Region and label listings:

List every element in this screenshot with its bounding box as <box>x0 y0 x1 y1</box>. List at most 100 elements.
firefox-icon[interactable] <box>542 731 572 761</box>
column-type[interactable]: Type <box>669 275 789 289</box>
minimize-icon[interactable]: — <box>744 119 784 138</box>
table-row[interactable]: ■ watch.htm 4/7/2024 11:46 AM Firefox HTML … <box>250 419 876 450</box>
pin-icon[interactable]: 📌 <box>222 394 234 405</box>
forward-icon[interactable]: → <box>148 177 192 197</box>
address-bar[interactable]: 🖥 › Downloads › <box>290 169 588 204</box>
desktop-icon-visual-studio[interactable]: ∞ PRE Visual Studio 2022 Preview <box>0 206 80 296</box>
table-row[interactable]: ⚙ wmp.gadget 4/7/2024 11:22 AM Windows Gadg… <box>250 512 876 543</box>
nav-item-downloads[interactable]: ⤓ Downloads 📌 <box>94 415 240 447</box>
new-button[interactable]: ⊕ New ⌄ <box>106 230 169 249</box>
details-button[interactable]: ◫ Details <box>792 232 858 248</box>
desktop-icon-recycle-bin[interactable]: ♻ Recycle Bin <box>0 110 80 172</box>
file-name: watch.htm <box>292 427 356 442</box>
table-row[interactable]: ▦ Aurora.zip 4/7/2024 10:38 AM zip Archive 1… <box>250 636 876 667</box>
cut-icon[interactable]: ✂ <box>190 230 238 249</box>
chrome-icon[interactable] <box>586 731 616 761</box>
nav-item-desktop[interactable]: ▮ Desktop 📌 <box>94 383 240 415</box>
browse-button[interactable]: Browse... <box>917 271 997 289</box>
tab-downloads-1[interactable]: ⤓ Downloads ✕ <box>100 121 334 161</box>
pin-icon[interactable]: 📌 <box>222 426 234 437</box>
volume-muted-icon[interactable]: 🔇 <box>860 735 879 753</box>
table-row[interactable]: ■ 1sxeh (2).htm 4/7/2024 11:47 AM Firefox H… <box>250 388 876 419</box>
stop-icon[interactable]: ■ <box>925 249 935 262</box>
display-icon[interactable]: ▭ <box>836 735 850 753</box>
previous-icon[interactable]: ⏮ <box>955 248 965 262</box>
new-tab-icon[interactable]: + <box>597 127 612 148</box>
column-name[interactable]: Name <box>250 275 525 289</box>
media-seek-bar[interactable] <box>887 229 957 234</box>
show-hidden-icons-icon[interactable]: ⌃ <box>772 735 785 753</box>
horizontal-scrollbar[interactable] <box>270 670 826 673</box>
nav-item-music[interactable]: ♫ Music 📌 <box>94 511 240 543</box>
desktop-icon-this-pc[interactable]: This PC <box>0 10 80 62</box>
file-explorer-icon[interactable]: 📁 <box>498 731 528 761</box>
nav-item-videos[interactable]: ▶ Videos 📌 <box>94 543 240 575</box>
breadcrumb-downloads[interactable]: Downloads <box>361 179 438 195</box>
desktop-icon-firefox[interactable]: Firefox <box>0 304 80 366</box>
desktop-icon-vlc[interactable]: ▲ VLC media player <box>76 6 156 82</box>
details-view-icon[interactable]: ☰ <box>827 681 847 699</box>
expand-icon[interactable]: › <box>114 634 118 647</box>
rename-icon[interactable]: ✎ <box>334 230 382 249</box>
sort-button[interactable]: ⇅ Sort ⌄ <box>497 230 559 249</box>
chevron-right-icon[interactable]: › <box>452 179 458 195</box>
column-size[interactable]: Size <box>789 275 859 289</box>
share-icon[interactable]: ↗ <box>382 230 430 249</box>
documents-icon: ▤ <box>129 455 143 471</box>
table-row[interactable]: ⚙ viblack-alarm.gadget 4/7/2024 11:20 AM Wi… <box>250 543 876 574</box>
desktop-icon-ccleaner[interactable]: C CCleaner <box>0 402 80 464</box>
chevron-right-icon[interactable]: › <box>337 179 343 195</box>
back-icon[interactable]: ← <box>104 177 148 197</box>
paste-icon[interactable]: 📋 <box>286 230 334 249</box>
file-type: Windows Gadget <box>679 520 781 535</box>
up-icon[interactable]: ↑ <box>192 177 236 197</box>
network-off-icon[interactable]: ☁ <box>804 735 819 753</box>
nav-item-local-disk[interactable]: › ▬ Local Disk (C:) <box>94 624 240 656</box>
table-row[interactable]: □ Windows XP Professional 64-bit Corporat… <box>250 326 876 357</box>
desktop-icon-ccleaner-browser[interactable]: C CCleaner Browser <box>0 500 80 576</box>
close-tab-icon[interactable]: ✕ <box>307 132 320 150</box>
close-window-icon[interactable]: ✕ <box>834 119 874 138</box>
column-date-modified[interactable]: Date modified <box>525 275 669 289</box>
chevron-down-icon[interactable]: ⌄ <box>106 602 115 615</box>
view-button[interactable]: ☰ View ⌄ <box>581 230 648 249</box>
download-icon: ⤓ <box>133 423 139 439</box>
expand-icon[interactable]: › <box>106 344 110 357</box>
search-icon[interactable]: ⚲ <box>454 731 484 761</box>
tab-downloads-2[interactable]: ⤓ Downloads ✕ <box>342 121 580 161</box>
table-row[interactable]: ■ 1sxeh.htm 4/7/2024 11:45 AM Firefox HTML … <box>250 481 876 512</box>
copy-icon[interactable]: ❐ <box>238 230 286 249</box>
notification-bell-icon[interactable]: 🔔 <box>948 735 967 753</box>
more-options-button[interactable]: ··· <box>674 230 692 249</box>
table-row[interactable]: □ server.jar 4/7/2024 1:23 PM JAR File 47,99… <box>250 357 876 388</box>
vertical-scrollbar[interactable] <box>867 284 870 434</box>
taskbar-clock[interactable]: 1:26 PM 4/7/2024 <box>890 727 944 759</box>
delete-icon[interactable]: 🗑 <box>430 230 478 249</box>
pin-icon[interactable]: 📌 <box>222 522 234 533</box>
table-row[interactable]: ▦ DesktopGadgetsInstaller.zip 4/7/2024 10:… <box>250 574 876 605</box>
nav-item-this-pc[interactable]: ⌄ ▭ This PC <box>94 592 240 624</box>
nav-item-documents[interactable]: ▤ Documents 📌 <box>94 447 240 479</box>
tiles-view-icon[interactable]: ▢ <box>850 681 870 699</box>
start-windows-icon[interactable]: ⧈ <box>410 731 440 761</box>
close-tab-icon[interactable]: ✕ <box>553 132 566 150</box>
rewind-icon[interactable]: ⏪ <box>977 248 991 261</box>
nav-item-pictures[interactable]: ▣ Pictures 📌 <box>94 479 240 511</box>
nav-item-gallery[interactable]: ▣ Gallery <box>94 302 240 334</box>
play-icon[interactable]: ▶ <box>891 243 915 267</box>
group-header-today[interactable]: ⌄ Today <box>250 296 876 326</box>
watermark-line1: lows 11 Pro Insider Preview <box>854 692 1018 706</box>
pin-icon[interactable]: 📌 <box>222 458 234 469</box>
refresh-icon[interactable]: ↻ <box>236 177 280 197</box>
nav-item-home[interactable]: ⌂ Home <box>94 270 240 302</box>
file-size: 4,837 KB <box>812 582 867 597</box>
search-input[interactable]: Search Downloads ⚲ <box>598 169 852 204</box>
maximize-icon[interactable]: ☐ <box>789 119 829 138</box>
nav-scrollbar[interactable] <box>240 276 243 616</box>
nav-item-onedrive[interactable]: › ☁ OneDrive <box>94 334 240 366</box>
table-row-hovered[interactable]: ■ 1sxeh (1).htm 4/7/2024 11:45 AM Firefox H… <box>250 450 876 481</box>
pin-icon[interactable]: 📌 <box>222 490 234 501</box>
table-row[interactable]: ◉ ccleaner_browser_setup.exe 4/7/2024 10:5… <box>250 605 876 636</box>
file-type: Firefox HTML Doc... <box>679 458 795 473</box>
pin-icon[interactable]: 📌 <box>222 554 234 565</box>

» **Your instructions**: Rename "pin-icon" to "pushpin-icon" in the entries, from the start through the line containing "display-icon[interactable]: ▭ <box>836", and reproduce those lines with nothing else changed.

» **Output for this task**:
List every element in this screenshot with its bounding box as <box>x0 y0 x1 y1</box>. List at most 100 elements.
firefox-icon[interactable] <box>542 731 572 761</box>
column-type[interactable]: Type <box>669 275 789 289</box>
minimize-icon[interactable]: — <box>744 119 784 138</box>
table-row[interactable]: ■ watch.htm 4/7/2024 11:46 AM Firefox HTML … <box>250 419 876 450</box>
pushpin-icon[interactable]: 📌 <box>222 394 234 405</box>
forward-icon[interactable]: → <box>148 177 192 197</box>
address-bar[interactable]: 🖥 › Downloads › <box>290 169 588 204</box>
desktop-icon-visual-studio[interactable]: ∞ PRE Visual Studio 2022 Preview <box>0 206 80 296</box>
table-row[interactable]: ⚙ wmp.gadget 4/7/2024 11:22 AM Windows Gadg… <box>250 512 876 543</box>
nav-item-downloads[interactable]: ⤓ Downloads 📌 <box>94 415 240 447</box>
new-button[interactable]: ⊕ New ⌄ <box>106 230 169 249</box>
details-button[interactable]: ◫ Details <box>792 232 858 248</box>
desktop-icon-recycle-bin[interactable]: ♻ Recycle Bin <box>0 110 80 172</box>
file-name: watch.htm <box>292 427 356 442</box>
table-row[interactable]: ▦ Aurora.zip 4/7/2024 10:38 AM zip Archive 1… <box>250 636 876 667</box>
cut-icon[interactable]: ✂ <box>190 230 238 249</box>
chrome-icon[interactable] <box>586 731 616 761</box>
nav-item-desktop[interactable]: ▮ Desktop 📌 <box>94 383 240 415</box>
browse-button[interactable]: Browse... <box>917 271 997 289</box>
tab-downloads-1[interactable]: ⤓ Downloads ✕ <box>100 121 334 161</box>
pushpin-icon[interactable]: 📌 <box>222 426 234 437</box>
volume-muted-icon[interactable]: 🔇 <box>860 735 879 753</box>
table-row[interactable]: ■ 1sxeh (2).htm 4/7/2024 11:47 AM Firefox H… <box>250 388 876 419</box>
stop-icon[interactable]: ■ <box>925 249 935 262</box>
display-icon[interactable]: ▭ <box>836 735 850 753</box>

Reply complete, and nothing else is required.